[Dataset records]
──────────────────────────────
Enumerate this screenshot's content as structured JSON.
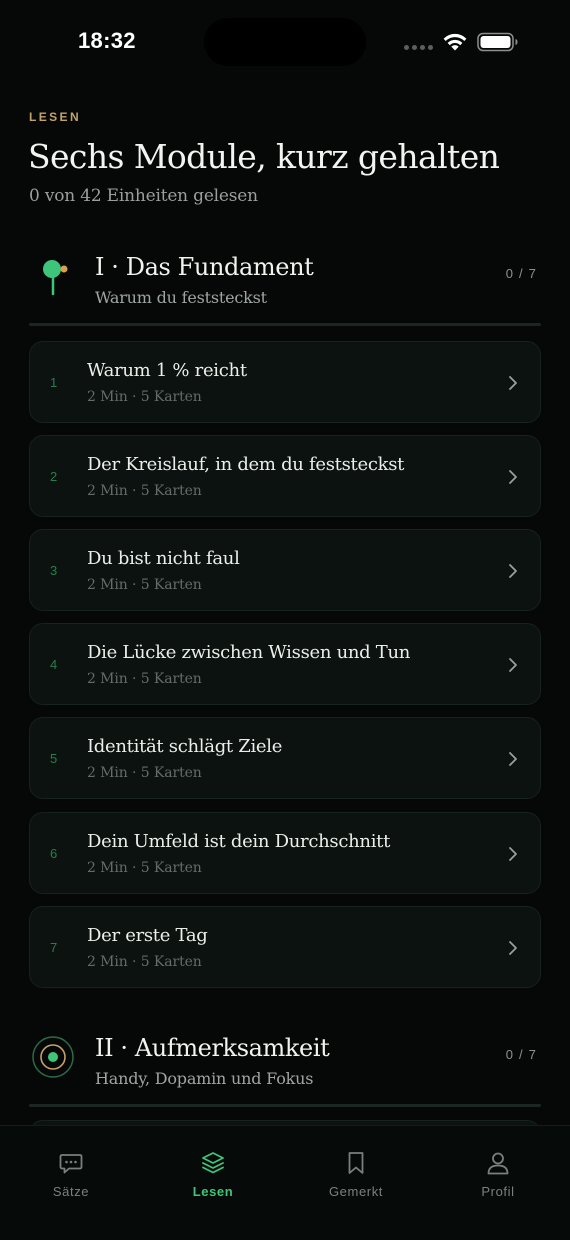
{
  "status_bar": {
    "time": "18:32"
  },
  "header": {
    "eyebrow": "LESEN",
    "title": "Sechs Module, kurz gehalten",
    "subtitle": "0 von 42 Einheiten gelesen"
  },
  "modules": [
    {
      "title": "I · Das Fundament",
      "subtitle": "Warum du feststeckst",
      "progress": "0 / 7",
      "icon": "sapling-icon",
      "lessons": [
        {
          "number": "1",
          "title": "Warum 1 % reicht",
          "meta": "2 Min · 5 Karten"
        },
        {
          "number": "2",
          "title": "Der Kreislauf, in dem du feststeckst",
          "meta": "2 Min · 5 Karten"
        },
        {
          "number": "3",
          "title": "Du bist nicht faul",
          "meta": "2 Min · 5 Karten"
        },
        {
          "number": "4",
          "title": "Die Lücke zwischen Wissen und Tun",
          "meta": "2 Min · 5 Karten"
        },
        {
          "number": "5",
          "title": "Identität schlägt Ziele",
          "meta": "2 Min · 5 Karten"
        },
        {
          "number": "6",
          "title": "Dein Umfeld ist dein Durchschnitt",
          "meta": "2 Min · 5 Karten"
        },
        {
          "number": "7",
          "title": "Der erste Tag",
          "meta": "2 Min · 5 Karten"
        }
      ]
    },
    {
      "title": "II · Aufmerksamkeit",
      "subtitle": "Handy, Dopamin und Fokus",
      "progress": "0 / 7",
      "icon": "focus-target-icon"
    }
  ],
  "tab_bar": {
    "tabs": [
      {
        "label": "Sätze",
        "icon": "chat-bubble-icon",
        "active": false
      },
      {
        "label": "Lesen",
        "icon": "layers-icon",
        "active": true
      },
      {
        "label": "Gemerkt",
        "icon": "bookmark-icon",
        "active": false
      },
      {
        "label": "Profil",
        "icon": "person-icon",
        "active": false
      }
    ]
  },
  "colors": {
    "background": "#050807",
    "accent_green": "#3fc57a",
    "eyebrow_gold": "#c3a26a",
    "card_background": "#0b1210"
  }
}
──────────────────────────────
Objective:
Using the material above, report each line where "icon" occurs.

Full output:
      "icon": "sapling-icon",
      "icon": "focus-target-icon"
        "icon": "chat-bubble-icon",
        "icon": "layers-icon",
        "icon": "bookmark-icon",
        "icon": "person-icon",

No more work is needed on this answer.